Problem to work on – Count every line in the entries that contains "PLUS". Report that count alone.

Record set –

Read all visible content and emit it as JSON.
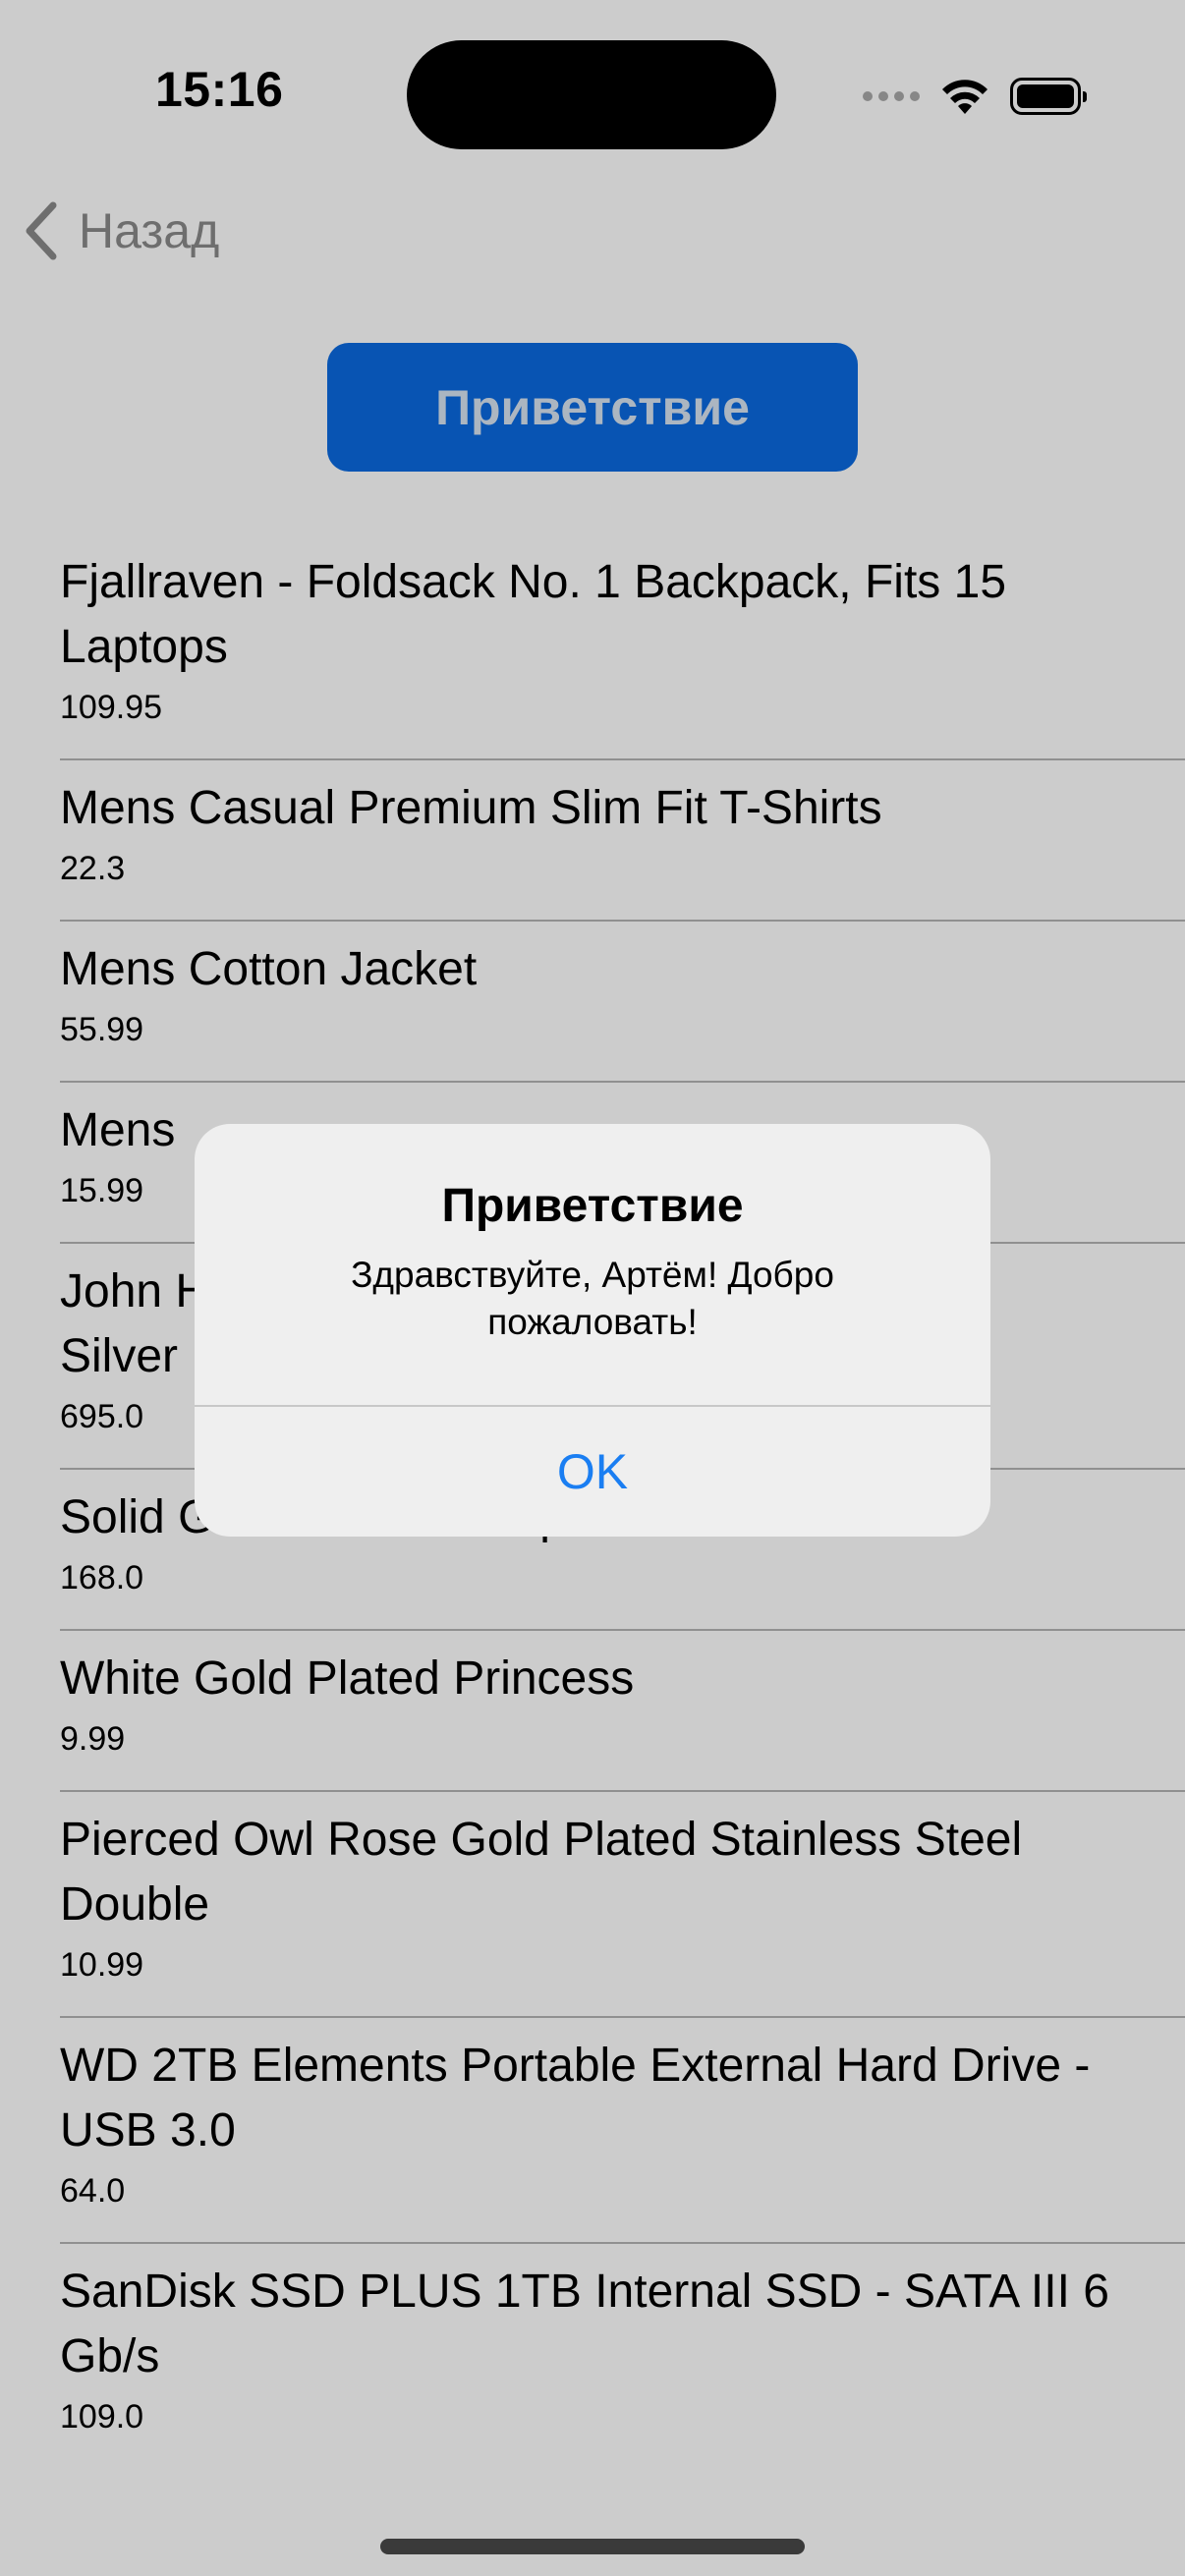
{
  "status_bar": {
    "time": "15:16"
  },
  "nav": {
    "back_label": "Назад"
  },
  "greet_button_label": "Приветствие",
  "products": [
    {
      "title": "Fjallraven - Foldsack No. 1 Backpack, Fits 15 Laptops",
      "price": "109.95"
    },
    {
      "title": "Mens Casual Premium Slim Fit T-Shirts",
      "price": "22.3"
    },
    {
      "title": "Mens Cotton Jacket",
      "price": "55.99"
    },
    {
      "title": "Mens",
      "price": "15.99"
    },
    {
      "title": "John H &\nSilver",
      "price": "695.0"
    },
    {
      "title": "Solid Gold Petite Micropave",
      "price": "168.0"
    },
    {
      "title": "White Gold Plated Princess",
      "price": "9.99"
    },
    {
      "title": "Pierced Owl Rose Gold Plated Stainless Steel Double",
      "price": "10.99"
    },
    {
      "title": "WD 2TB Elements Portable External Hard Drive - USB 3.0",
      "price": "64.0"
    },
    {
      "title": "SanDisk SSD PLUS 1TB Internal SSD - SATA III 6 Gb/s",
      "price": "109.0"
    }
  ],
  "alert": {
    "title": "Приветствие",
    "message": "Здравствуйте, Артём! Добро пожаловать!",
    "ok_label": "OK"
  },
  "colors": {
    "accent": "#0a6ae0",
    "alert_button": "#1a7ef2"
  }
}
...
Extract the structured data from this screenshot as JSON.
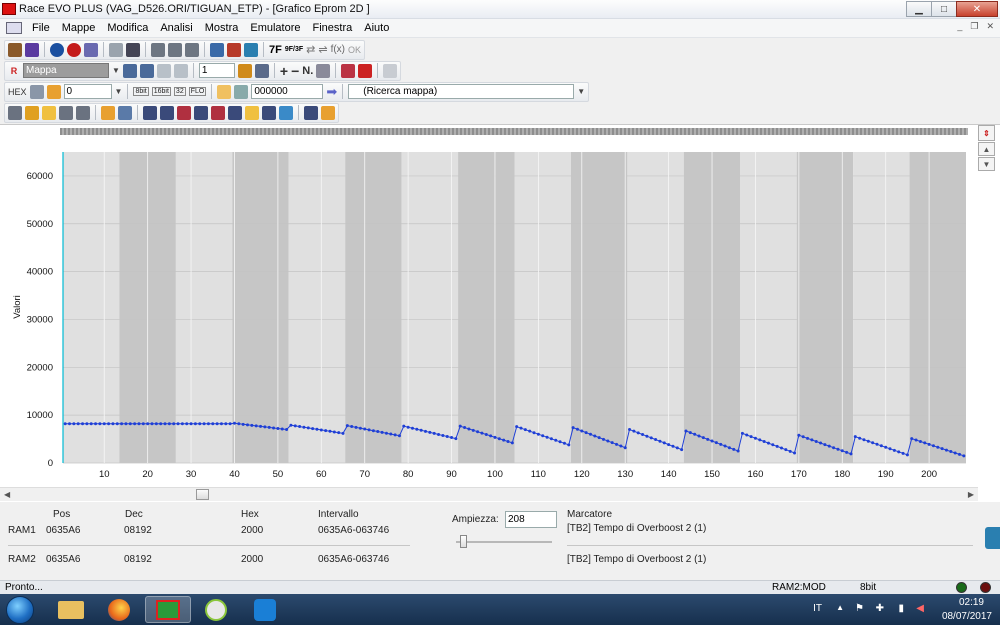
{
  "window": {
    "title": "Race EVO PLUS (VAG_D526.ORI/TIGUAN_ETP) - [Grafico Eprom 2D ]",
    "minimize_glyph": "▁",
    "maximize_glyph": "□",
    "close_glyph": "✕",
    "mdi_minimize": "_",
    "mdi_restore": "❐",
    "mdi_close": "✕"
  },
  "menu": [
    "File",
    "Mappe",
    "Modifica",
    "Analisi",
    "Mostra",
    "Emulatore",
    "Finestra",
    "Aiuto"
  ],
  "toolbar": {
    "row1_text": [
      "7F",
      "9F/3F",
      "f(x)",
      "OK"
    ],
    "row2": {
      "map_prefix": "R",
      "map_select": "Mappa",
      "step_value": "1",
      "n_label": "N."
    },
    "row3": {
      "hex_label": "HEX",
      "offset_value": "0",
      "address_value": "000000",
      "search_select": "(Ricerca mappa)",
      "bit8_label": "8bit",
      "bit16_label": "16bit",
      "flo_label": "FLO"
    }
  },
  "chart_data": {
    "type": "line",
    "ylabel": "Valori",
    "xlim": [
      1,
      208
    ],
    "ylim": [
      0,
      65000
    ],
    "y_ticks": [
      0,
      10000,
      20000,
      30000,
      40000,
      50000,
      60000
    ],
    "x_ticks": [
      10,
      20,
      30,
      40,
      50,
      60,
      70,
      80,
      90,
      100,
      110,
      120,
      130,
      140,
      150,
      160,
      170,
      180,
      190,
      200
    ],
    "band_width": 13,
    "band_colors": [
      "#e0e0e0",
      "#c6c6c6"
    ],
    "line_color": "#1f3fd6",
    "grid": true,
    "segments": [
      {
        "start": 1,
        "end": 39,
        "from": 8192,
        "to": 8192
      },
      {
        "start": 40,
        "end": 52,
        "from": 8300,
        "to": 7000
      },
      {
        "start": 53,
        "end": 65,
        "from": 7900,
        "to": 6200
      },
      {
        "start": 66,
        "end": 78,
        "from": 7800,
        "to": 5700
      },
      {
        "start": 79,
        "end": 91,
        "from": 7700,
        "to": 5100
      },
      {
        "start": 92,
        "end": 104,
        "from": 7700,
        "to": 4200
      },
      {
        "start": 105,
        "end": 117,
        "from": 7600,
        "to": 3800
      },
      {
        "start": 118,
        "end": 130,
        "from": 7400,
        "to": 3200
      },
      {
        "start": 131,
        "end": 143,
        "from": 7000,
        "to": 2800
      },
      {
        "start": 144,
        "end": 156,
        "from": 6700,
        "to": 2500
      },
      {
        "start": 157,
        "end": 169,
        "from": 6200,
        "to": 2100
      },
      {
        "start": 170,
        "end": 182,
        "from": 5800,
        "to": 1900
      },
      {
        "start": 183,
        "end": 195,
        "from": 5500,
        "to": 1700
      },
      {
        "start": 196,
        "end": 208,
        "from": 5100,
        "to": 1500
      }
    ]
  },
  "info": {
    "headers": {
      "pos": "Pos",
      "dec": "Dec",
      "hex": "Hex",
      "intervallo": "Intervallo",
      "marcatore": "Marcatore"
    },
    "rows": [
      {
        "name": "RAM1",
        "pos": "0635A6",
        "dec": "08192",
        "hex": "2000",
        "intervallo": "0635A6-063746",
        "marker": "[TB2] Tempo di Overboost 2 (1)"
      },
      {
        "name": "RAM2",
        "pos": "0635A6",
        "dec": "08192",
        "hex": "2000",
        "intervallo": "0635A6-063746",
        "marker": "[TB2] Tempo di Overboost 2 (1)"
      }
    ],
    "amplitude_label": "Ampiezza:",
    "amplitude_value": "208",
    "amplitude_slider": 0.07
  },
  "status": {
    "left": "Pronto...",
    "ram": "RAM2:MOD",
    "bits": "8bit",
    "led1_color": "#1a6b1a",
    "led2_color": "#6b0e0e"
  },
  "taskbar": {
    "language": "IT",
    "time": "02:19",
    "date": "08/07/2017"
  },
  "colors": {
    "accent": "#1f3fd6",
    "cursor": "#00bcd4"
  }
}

Complete answer – 2